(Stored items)
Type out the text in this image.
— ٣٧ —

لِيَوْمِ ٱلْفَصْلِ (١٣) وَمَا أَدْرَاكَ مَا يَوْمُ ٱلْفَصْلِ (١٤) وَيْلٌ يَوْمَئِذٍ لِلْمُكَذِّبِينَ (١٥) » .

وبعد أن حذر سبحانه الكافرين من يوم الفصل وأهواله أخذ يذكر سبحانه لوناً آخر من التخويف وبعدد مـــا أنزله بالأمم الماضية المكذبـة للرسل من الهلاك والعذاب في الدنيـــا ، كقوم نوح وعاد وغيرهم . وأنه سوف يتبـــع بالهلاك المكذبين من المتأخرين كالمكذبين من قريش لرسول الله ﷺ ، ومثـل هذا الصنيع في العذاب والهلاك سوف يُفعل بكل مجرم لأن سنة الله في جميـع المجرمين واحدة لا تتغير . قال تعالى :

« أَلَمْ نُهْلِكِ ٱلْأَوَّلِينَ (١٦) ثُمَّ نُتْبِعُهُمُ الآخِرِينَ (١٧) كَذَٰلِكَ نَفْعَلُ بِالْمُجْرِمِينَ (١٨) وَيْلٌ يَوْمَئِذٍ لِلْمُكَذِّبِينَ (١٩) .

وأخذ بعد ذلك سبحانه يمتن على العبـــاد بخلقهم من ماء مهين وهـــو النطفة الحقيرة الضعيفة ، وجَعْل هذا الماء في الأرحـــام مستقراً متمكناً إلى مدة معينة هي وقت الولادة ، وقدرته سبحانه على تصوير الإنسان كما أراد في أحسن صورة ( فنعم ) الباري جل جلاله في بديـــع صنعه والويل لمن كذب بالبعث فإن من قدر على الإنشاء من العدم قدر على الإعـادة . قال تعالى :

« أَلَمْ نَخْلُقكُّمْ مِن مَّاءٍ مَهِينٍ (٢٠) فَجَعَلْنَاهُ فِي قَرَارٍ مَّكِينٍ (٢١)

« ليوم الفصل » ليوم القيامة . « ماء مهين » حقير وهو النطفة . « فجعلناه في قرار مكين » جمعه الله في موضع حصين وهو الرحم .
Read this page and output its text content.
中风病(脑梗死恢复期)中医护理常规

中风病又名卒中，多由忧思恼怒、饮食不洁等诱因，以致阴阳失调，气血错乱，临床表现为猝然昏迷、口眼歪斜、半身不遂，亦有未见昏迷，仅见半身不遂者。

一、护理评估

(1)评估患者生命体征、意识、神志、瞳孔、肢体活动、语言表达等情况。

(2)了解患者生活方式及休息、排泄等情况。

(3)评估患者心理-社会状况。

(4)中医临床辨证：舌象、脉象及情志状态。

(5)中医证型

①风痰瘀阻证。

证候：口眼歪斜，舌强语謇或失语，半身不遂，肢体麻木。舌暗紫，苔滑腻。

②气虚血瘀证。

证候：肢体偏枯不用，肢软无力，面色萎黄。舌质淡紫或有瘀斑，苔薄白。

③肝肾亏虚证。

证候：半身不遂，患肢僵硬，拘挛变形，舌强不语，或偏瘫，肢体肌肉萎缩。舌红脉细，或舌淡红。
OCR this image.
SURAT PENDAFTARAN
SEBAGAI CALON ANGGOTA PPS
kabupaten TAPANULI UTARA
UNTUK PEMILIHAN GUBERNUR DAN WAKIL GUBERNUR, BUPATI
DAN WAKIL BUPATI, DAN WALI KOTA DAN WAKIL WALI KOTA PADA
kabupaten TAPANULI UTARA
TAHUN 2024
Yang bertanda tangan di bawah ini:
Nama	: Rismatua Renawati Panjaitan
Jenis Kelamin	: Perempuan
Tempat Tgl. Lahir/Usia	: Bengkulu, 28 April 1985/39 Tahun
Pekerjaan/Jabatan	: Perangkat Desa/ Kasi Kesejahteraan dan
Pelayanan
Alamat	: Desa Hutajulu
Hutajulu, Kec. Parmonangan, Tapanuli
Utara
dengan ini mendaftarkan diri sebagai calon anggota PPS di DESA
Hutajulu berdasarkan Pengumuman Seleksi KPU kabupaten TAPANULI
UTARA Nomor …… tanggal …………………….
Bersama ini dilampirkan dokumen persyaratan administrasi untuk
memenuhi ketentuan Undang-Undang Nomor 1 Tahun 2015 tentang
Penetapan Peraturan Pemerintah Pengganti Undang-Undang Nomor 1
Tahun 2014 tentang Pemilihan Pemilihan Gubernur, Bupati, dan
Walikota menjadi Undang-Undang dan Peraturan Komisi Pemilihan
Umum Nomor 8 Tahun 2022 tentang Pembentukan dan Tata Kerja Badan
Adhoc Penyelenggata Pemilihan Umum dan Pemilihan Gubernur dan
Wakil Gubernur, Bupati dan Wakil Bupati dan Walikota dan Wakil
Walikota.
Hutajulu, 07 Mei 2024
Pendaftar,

EXERCISE TASK: Write out the data again, exactly and in full.

EXERCISE ANSWER:
Type out the text in this image.
— ٣٧ —

لِيَوْمِ ٱلْفَصْلِ (١٣) وَمَا أَدْرَاكَ مَا يَوْمُ ٱلْفَصْلِ (١٤) وَيْلٌ يَوْمَئِذٍ لِلْمُكَذِّبِينَ (١٥) » .

وبعد أن حذر سبحانه الكافرين من يوم الفصل وأهواله أخذ يذكر سبحانه لوناً آخر من التخويف وبعدد مـــا أنزله بالأمم الماضية المكذبـة للرسل من الهلاك والعذاب في الدنيـــا ، كقوم نوح وعاد وغيرهم . وأنه سوف يتبـــع بالهلاك المكذبين من المتأخرين كالمكذبين من قريش لرسول الله ﷺ ، ومثـل هذا الصنيع في العذاب والهلاك سوف يُفعل بكل مجرم لأن سنة الله في جميـع المجرمين واحدة لا تتغير . قال تعالى :

« أَلَمْ نُهْلِكِ ٱلْأَوَّلِينَ (١٦) ثُمَّ نُتْبِعُهُمُ الآخِرِينَ (١٧) كَذَٰلِكَ نَفْعَلُ بِالْمُجْرِمِينَ (١٨) وَيْلٌ يَوْمَئِذٍ لِلْمُكَذِّبِينَ (١٩) .

وأخذ بعد ذلك سبحانه يمتن على العبـــاد بخلقهم من ماء مهين وهـــو النطفة الحقيرة الضعيفة ، وجَعْل هذا الماء في الأرحـــام مستقراً متمكناً إلى مدة معينة هي وقت الولادة ، وقدرته سبحانه على تصوير الإنسان كما أراد في أحسن صورة ( فنعم ) الباري جل جلاله في بديـــع صنعه والويل لمن كذب بالبعث فإن من قدر على الإنشاء من العدم قدر على الإعـادة . قال تعالى :

« أَلَمْ نَخْلُقكُّمْ مِن مَّاءٍ مَهِينٍ (٢٠) فَجَعَلْنَاهُ فِي قَرَارٍ مَّكِينٍ (٢١)

« ليوم الفصل » ليوم القيامة . « ماء مهين » حقير وهو النطفة . « فجعلناه في قرار مكين » جمعه الله في موضع حصين وهو الرحم .
Read this page and output its text content.
中风病(脑梗死恢复期)中医护理常规

中风病又名卒中，多由忧思恼怒、饮食不洁等诱因，以致阴阳失调，气血错乱，临床表现为猝然昏迷、口眼歪斜、半身不遂，亦有未见昏迷，仅见半身不遂者。

一、护理评估

(1)评估患者生命体征、意识、神志、瞳孔、肢体活动、语言表达等情况。

(2)了解患者生活方式及休息、排泄等情况。

(3)评估患者心理-社会状况。

(4)中医临床辨证：舌象、脉象及情志状态。

(5)中医证型

①风痰瘀阻证。

证候：口眼歪斜，舌强语謇或失语，半身不遂，肢体麻木。舌暗紫，苔滑腻。

②气虚血瘀证。

证候：肢体偏枯不用，肢软无力，面色萎黄。舌质淡紫或有瘀斑，苔薄白。

③肝肾亏虚证。

证候：半身不遂，患肢僵硬，拘挛变形，舌强不语，或偏瘫，肢体肌肉萎缩。舌红脉细，或舌淡红。
OCR this image.
SURAT PENDAFTARAN
SEBAGAI CALON ANGGOTA PPS
kabupaten TAPANULI UTARA
UNTUK PEMILIHAN GUBERNUR DAN WAKIL GUBERNUR, BUPATI
DAN WAKIL BUPATI, DAN WALI KOTA DAN WAKIL WALI KOTA PADA
kabupaten TAPANULI UTARA
TAHUN 2024
Yang bertanda tangan di bawah ini:
Nama	: Rismatua Renawati Panjaitan
Jenis Kelamin	: Perempuan
Tempat Tgl. Lahir/Usia	: Bengkulu, 28 April 1985/39 Tahun
Pekerjaan/Jabatan	: Perangkat Desa/ Kasi Kesejahteraan dan
Pelayanan
Alamat	: Desa Hutajulu
Hutajulu, Kec. Parmonangan, Tapanuli
Utara
dengan ini mendaftarkan diri sebagai calon anggota PPS di DESA
Hutajulu berdasarkan Pengumuman Seleksi KPU kabupaten TAPANULI
UTARA Nomor …… tanggal …………………….
Bersama ini dilampirkan dokumen persyaratan administrasi untuk
memenuhi ketentuan Undang-Undang Nomor 1 Tahun 2015 tentang
Penetapan Peraturan Pemerintah Pengganti Undang-Undang Nomor 1
Tahun 2014 tentang Pemilihan Pemilihan Gubernur, Bupati, dan
Walikota menjadi Undang-Undang dan Peraturan Komisi Pemilihan
Umum Nomor 8 Tahun 2022 tentang Pembentukan dan Tata Kerja Badan
Adhoc Penyelenggata Pemilihan Umum dan Pemilihan Gubernur dan
Wakil Gubernur, Bupati dan Wakil Bupati dan Walikota dan Wakil
Walikota.
Hutajulu, 07 Mei 2024
Pendaftar,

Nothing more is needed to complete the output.